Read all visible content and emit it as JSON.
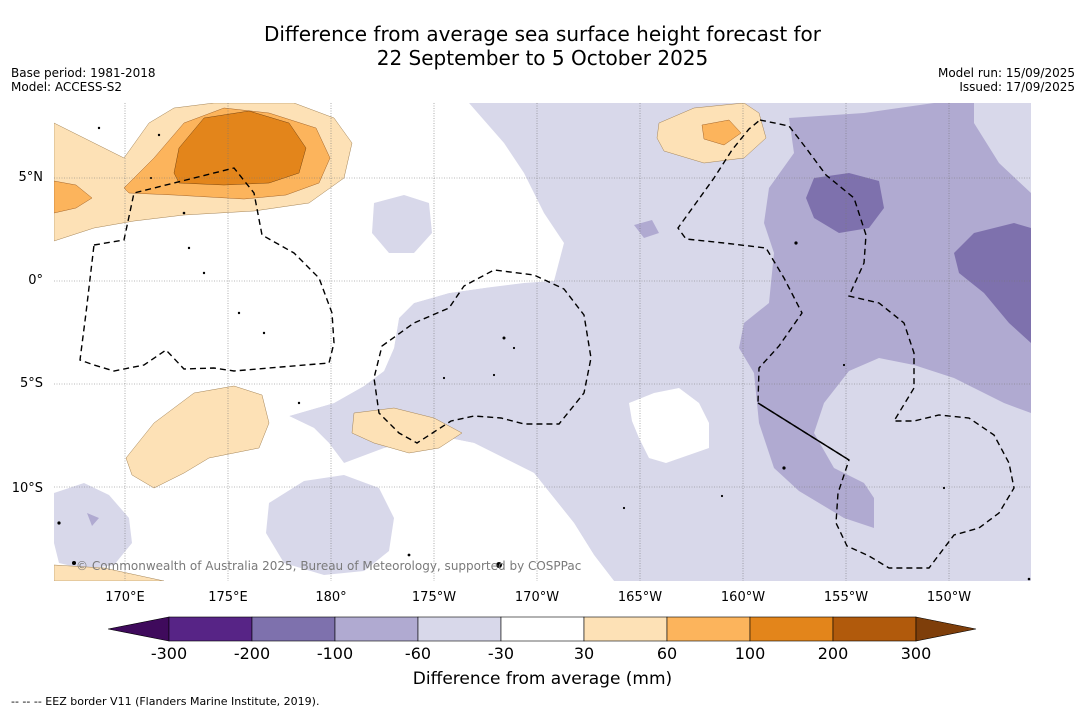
{
  "title_line1": "Difference from average sea surface height forecast for",
  "title_line2": "22 September to 5 October 2025",
  "base_period": "Base period: 1981-2018",
  "model": "Model: ACCESS-S2",
  "model_run": "Model run: 15/09/2025",
  "issued": "Issued: 17/09/2025",
  "lat_labels": [
    "5°N",
    "0°",
    "5°S",
    "10°S"
  ],
  "lon_labels": [
    "170°E",
    "175°E",
    "180°",
    "175°W",
    "170°W",
    "165°W",
    "160°W",
    "155°W",
    "150°W"
  ],
  "copyright": "© Commonwealth of Australia 2025, Bureau of Meteorology, supported by COSPPac",
  "colorbar": {
    "ticks": [
      "-300",
      "-200",
      "-100",
      "-60",
      "-30",
      "30",
      "60",
      "100",
      "200",
      "300"
    ],
    "colors": [
      "#3f0a5c",
      "#572486",
      "#7e71ad",
      "#b0aad1",
      "#d8d8ea",
      "#ffffff",
      "#fde1b6",
      "#fcb45c",
      "#e3851b",
      "#b15a0c",
      "#7e3e0a"
    ],
    "label": "Difference from average (mm)"
  },
  "eez_note": "--  --  -- EEZ border V11 (Flanders Marine Institute, 2019)."
}
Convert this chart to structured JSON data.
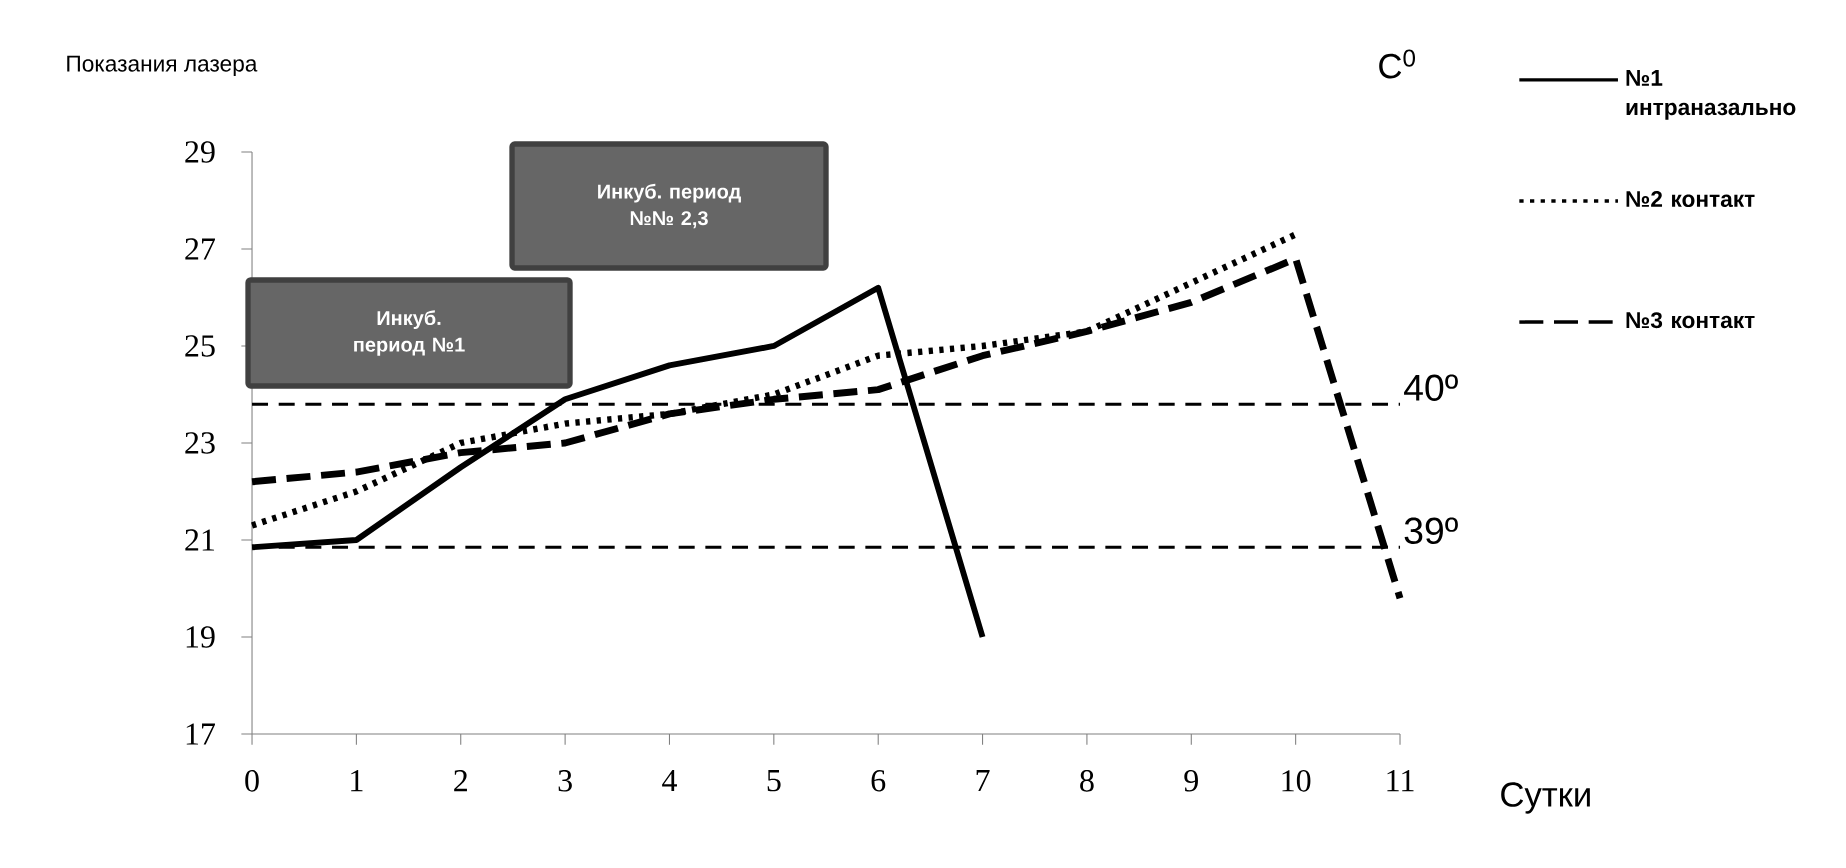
{
  "chart_data": {
    "type": "line",
    "ylabel": "Показания лазера",
    "xlabel": "Сутки",
    "x": [
      0,
      1,
      2,
      3,
      4,
      5,
      6,
      7,
      8,
      9,
      10,
      11
    ],
    "xlim": [
      0,
      11
    ],
    "xticks": [
      0,
      1,
      2,
      3,
      4,
      5,
      6,
      7,
      8,
      9,
      10,
      11
    ],
    "ylim": [
      17,
      29
    ],
    "yticks": [
      17,
      19,
      21,
      23,
      25,
      27,
      29
    ],
    "marker": "none",
    "legend": "right",
    "series": [
      {
        "name": "№1 интраназально",
        "color": "#000000",
        "line_style": "solid",
        "values": [
          20.85,
          21.0,
          22.5,
          23.9,
          24.6,
          25.0,
          26.2,
          19.0,
          null,
          null,
          null,
          null
        ]
      },
      {
        "name": "№2 контакт",
        "color": "#000000",
        "line_style": "dotted",
        "values": [
          21.3,
          22.0,
          23.0,
          23.4,
          23.6,
          24.0,
          24.8,
          25.0,
          25.3,
          26.3,
          27.3,
          null
        ]
      },
      {
        "name": "№3 контакт",
        "color": "#000000",
        "line_style": "dashed",
        "values": [
          22.2,
          22.4,
          22.8,
          23.0,
          23.6,
          23.9,
          24.1,
          24.8,
          25.3,
          25.9,
          26.8,
          19.8
        ]
      }
    ],
    "ref_lines": [
      {
        "axis": "y",
        "value": 23.8,
        "color": "#000000",
        "line_style": "dashed"
      },
      {
        "axis": "y",
        "value": 20.85,
        "color": "#000000",
        "line_style": "dashed"
      }
    ],
    "annotations": [
      "С$^{0}$",
      "Инкуб. период №1",
      "Инкуб. период №№ 2,3",
      {
        "text": "40º",
        "x": 11,
        "y": 23.8
      },
      {
        "text": "39º",
        "x": 11,
        "y": 20.85
      }
    ]
  }
}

(Objective): Write out each line again precisely as it appears, skipping every picture.

(Finished task):
Read all visible content and emit it as JSON.
{
  "title_line1": "Difference from average sea surface height forecast for",
  "title_line2": "22 September to 5 October 2025",
  "base_period": "Base period: 1981-2018",
  "model": "Model: ACCESS-S2",
  "model_run": "Model run: 15/09/2025",
  "issued": "Issued: 17/09/2025",
  "lat_labels": [
    "5°N",
    "0°",
    "5°S",
    "10°S"
  ],
  "lon_labels": [
    "170°E",
    "175°E",
    "180°",
    "175°W",
    "170°W",
    "165°W",
    "160°W",
    "155°W",
    "150°W"
  ],
  "copyright": "© Commonwealth of Australia 2025, Bureau of Meteorology, supported by COSPPac",
  "colorbar": {
    "ticks": [
      "-300",
      "-200",
      "-100",
      "-60",
      "-30",
      "30",
      "60",
      "100",
      "200",
      "300"
    ],
    "colors": [
      "#3f0a5c",
      "#572486",
      "#7e71ad",
      "#b0aad1",
      "#d8d8ea",
      "#ffffff",
      "#fde1b6",
      "#fcb45c",
      "#e3851b",
      "#b15a0c",
      "#7e3e0a"
    ],
    "label": "Difference from average (mm)"
  },
  "eez_note": "--  --  -- EEZ border V11 (Flanders Marine Institute, 2019)."
}
Convert this chart to structured JSON data.
{
  "chart_data": {
    "type": "line",
    "ylabel": "Показания лазера",
    "xlabel": "Сутки",
    "x": [
      0,
      1,
      2,
      3,
      4,
      5,
      6,
      7,
      8,
      9,
      10,
      11
    ],
    "xlim": [
      0,
      11
    ],
    "xticks": [
      0,
      1,
      2,
      3,
      4,
      5,
      6,
      7,
      8,
      9,
      10,
      11
    ],
    "ylim": [
      17,
      29
    ],
    "yticks": [
      17,
      19,
      21,
      23,
      25,
      27,
      29
    ],
    "marker": "none",
    "legend": "right",
    "series": [
      {
        "name": "№1 интраназально",
        "color": "#000000",
        "line_style": "solid",
        "values": [
          20.85,
          21.0,
          22.5,
          23.9,
          24.6,
          25.0,
          26.2,
          19.0,
          null,
          null,
          null,
          null
        ]
      },
      {
        "name": "№2 контакт",
        "color": "#000000",
        "line_style": "dotted",
        "values": [
          21.3,
          22.0,
          23.0,
          23.4,
          23.6,
          24.0,
          24.8,
          25.0,
          25.3,
          26.3,
          27.3,
          null
        ]
      },
      {
        "name": "№3 контакт",
        "color": "#000000",
        "line_style": "dashed",
        "values": [
          22.2,
          22.4,
          22.8,
          23.0,
          23.6,
          23.9,
          24.1,
          24.8,
          25.3,
          25.9,
          26.8,
          19.8
        ]
      }
    ],
    "ref_lines": [
      {
        "axis": "y",
        "value": 23.8,
        "color": "#000000",
        "line_style": "dashed"
      },
      {
        "axis": "y",
        "value": 20.85,
        "color": "#000000",
        "line_style": "dashed"
      }
    ],
    "annotations": [
      "С$^{0}$",
      "Инкуб. период №1",
      "Инкуб. период №№ 2,3",
      {
        "text": "40º",
        "x": 11,
        "y": 23.8
      },
      {
        "text": "39º",
        "x": 11,
        "y": 20.85
      }
    ]
  }
}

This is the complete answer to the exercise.